Goal of the exercise —
From the listing below, extract every line in which the word "котором" appears.

Data for this exercise —
==============================

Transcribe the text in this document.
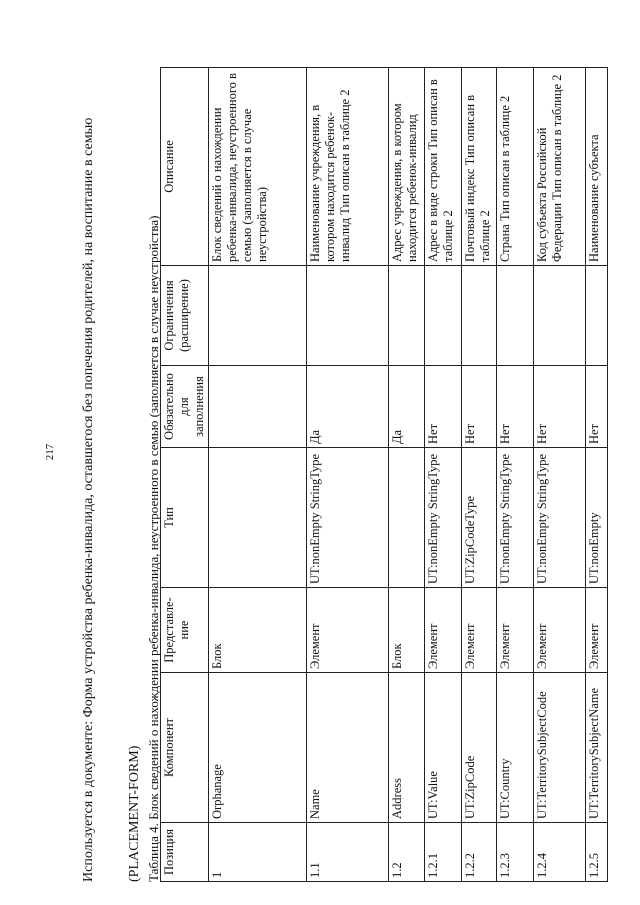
217 Используется в документе: Форма устройства ребенка-инвалида, оставшегося без попечения родителей, на воспитание в семью (PLACEMENT-FORM) Таблица 4. Блок сведений о нахождении ребенка-инвалида, неустроенного в семью (заполняется в случае неустройства) Позиция	Компонент	Представле-ние	Тип	Обязательно для заполнения	Ограничения (расширение)	Описание
1	Orphanage	Блок				Блок сведений о нахождении ребенка-инвалида, неустроенного в семью (заполняется в случае неустройства)
1.1	Name	Элемент	UT:nonEmpty StringType	Да		Наименование учреждения, в котором находится ребенок-инвалид Тип описан в таблице 2
1.2	Address	Блок		Да		Адрес учреждения, в котором находится ребенок-инвалид
1.2.1	UT:Value	Элемент	UT:nonEmpty StringType	Нет		Адрес в виде строки Тип описан в таблице 2
1.2.2	UT:ZipCode	Элемент	UT:ZipCodeType	Нет		Почтовый индекс Тип описан в таблице 2
1.2.3	UT:Country	Элемент	UT:nonEmpty StringType	Нет		Страна Тип описан в таблице 2
1.2.4	UT:TerritorySubjectCode	Элемент	UT:nonEmpty StringType	Нет		Код субъекта Российской Федерации Тип описан в таблице 2
1.2.5	UT:TerritorySubjectName	Элемент	UT:nonEmpty	Нет		Наименование субъекта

==============================

Solution to this task —
1.1	Name	Элемент	UT:nonEmpty StringType	Да		Наименование учреждения, в котором находится ребенок-инвалид Тип описан в таблице 2
1.2	Address	Блок		Да		Адрес учреждения, в котором находится ребенок-инвалид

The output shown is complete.